**Set problem:** Check each line of the listing, and copy it if it contains the word "regression".

**Extracts from a graphics dataset:**
· · ·

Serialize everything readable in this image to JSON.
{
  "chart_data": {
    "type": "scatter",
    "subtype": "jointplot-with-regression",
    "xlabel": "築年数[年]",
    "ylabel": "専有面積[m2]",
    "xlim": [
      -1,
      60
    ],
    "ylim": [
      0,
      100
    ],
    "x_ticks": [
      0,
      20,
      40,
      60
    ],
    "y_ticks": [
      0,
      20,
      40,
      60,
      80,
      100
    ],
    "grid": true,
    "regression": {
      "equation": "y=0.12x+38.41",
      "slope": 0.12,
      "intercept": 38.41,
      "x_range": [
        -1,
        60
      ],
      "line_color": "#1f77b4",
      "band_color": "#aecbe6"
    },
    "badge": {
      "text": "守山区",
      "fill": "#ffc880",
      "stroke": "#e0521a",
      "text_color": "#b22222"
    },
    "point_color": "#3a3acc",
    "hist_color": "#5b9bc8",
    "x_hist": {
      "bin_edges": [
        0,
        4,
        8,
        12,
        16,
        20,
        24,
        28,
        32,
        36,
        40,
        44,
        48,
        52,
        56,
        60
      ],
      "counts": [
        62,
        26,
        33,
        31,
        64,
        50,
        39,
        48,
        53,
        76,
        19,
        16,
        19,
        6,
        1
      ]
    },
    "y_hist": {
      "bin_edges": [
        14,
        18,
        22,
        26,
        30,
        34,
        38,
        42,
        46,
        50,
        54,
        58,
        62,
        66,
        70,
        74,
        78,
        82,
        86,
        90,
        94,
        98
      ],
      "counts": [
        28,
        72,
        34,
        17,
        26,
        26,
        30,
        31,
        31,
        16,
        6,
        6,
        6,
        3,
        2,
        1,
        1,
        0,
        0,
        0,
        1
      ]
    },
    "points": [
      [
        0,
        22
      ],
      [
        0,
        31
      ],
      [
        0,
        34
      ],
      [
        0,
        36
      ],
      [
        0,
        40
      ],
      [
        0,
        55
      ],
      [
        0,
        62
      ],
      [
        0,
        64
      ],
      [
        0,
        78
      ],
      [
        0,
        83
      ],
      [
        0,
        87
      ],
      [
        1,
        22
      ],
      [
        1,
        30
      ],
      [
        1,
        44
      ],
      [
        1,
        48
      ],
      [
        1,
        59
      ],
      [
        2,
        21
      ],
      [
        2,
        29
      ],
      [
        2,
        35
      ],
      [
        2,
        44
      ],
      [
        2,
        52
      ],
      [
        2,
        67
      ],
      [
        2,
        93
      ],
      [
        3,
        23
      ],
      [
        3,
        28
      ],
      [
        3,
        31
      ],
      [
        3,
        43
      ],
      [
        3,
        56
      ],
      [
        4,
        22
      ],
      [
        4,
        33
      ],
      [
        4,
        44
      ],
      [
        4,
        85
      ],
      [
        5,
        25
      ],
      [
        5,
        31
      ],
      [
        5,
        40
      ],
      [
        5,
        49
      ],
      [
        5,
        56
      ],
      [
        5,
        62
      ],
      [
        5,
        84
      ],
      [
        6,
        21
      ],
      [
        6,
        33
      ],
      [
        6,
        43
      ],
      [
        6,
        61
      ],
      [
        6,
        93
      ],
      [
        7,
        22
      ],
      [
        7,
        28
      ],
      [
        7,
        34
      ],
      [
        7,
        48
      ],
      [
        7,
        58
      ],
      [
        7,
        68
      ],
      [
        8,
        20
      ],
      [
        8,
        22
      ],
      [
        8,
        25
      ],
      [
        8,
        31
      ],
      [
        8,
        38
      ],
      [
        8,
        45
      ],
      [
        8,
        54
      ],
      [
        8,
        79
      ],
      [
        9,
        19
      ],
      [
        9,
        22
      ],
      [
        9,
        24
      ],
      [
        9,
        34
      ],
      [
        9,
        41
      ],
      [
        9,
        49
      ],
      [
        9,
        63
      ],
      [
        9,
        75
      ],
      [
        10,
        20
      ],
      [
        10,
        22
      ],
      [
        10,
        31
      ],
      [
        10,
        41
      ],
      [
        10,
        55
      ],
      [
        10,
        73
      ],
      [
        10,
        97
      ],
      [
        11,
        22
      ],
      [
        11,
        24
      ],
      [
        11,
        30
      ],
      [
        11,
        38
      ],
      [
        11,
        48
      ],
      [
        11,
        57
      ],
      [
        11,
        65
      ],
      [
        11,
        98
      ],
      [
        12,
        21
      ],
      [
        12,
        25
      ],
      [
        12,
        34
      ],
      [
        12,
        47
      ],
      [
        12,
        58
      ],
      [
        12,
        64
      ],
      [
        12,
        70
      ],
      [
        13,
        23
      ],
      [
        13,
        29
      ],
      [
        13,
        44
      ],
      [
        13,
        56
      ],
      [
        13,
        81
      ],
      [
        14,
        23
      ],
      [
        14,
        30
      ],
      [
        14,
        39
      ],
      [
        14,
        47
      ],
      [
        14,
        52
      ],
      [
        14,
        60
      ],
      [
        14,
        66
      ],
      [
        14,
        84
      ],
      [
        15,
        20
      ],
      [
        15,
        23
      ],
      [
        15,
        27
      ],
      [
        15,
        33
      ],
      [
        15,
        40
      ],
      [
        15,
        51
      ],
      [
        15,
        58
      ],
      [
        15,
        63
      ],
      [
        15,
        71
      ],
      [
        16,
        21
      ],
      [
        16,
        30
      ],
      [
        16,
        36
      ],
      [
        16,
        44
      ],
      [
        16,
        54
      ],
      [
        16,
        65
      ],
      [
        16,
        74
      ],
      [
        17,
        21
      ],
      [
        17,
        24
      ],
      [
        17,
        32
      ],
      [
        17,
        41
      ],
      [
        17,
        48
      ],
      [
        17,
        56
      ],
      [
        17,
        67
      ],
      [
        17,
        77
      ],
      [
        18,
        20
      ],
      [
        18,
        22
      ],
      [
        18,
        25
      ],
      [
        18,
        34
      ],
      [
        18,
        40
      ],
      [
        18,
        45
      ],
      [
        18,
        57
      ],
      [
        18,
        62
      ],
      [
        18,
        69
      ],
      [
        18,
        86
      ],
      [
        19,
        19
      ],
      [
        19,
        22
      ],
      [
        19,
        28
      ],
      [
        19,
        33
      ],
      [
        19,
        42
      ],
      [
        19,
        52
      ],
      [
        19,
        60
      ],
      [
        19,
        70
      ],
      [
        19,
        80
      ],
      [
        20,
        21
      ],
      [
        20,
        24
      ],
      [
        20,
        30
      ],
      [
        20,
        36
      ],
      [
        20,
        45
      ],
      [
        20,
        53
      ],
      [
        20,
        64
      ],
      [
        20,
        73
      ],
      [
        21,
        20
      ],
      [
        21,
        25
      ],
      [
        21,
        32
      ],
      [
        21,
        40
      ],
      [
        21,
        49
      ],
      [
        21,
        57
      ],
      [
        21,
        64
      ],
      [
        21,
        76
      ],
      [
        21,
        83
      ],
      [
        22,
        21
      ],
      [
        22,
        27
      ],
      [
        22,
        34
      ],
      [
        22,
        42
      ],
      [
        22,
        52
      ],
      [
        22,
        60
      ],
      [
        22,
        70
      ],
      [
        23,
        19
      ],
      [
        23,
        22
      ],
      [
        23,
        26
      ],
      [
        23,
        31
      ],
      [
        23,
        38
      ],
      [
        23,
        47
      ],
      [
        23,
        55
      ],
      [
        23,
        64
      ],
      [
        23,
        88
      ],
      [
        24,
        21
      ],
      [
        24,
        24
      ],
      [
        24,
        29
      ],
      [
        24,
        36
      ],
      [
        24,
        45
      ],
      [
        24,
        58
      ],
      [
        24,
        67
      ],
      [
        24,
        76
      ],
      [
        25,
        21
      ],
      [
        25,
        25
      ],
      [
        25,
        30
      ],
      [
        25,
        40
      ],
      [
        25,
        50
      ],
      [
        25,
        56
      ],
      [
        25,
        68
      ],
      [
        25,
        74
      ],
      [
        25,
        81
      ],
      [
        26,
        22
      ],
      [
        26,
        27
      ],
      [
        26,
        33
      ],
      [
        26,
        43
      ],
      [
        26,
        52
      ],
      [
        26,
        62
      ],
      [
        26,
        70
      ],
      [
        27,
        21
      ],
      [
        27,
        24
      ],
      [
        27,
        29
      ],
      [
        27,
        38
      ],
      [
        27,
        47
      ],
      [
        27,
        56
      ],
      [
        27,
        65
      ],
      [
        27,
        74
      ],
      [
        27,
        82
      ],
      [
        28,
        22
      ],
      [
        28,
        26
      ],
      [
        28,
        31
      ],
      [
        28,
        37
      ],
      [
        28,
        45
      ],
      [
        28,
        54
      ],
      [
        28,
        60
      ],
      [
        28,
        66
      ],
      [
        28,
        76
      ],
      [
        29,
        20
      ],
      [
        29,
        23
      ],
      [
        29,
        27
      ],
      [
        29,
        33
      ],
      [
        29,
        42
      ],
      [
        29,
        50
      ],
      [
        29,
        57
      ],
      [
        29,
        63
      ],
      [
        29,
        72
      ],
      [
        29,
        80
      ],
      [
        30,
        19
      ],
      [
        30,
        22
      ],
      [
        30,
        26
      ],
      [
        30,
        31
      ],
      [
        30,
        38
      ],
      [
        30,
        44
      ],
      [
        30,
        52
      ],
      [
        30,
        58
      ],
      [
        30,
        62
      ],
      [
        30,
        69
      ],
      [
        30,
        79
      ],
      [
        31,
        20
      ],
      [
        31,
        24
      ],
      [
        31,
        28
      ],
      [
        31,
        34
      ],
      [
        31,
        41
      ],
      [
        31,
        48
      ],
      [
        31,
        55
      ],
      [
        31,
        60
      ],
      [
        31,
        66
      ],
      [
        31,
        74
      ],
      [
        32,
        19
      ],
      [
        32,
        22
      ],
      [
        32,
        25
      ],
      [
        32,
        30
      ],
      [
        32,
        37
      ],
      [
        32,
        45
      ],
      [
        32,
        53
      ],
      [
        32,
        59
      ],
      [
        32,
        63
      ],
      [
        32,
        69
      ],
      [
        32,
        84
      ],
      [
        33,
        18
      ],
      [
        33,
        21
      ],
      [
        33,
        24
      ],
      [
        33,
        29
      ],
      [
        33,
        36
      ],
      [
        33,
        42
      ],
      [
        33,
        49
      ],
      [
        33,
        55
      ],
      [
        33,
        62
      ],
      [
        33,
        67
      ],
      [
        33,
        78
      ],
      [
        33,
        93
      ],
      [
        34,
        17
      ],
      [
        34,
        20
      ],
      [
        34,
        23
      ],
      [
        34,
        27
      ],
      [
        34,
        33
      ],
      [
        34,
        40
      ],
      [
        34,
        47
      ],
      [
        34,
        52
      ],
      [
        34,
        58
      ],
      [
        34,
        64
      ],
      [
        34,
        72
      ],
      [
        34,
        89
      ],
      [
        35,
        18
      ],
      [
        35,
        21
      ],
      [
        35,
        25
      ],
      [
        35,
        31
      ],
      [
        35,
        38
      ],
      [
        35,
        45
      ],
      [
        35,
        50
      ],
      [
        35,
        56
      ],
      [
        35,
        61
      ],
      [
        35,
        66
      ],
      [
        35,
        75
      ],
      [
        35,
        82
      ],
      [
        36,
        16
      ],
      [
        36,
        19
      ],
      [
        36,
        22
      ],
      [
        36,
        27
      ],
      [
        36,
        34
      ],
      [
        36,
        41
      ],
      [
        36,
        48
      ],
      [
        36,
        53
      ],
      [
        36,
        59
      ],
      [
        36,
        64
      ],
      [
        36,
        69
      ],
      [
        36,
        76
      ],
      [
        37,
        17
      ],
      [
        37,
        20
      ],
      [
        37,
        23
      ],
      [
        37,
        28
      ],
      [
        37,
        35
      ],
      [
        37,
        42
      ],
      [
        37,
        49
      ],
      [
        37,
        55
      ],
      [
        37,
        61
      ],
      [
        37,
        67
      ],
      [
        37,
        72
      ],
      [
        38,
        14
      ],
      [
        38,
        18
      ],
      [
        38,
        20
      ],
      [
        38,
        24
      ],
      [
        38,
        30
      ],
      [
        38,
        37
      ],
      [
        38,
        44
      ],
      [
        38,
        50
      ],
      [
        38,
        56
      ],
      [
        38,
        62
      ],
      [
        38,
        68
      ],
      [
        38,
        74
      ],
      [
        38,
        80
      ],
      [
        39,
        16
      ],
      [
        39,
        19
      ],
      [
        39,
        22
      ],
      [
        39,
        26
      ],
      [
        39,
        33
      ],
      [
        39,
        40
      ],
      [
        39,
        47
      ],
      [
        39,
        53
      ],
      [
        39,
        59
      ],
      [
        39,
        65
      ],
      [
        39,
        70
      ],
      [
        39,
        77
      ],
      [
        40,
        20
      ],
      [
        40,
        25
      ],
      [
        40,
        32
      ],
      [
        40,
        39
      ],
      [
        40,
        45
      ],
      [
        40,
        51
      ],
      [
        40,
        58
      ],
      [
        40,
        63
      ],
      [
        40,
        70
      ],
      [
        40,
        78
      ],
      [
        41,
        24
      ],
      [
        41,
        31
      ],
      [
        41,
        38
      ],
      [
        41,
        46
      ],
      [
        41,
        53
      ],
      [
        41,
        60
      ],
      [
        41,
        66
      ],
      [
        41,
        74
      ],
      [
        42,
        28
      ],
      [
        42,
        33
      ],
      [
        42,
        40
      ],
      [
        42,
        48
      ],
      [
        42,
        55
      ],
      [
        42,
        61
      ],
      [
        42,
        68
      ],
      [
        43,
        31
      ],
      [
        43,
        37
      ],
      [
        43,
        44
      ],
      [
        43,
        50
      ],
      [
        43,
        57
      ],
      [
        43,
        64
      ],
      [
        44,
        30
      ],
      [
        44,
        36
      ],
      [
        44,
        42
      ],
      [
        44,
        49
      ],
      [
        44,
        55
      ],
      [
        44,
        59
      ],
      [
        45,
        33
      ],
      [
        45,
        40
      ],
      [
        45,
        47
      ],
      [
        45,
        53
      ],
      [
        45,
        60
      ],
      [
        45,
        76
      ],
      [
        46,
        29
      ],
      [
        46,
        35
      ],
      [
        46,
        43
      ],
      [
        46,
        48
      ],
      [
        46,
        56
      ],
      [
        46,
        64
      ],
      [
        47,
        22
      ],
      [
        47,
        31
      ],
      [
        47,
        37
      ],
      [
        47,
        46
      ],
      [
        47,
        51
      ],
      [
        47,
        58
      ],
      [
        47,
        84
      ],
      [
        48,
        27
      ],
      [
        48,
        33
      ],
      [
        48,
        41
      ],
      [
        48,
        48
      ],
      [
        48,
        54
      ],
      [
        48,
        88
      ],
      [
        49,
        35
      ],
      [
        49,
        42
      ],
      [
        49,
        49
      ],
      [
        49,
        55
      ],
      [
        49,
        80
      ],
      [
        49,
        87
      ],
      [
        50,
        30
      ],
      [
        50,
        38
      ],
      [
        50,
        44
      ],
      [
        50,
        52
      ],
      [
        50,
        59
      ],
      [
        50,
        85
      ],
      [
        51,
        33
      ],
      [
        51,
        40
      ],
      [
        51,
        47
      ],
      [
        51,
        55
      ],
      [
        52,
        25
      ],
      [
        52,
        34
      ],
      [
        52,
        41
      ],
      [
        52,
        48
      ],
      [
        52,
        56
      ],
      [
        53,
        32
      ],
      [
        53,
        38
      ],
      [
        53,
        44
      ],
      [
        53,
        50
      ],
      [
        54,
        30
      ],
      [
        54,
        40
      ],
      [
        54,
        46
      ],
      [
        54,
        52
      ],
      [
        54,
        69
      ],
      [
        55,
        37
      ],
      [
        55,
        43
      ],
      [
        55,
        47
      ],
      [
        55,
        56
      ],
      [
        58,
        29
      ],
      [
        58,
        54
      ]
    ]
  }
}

· · ·

**Finished task:**
    "subtype": "jointplot-with-regression",
    "regression": {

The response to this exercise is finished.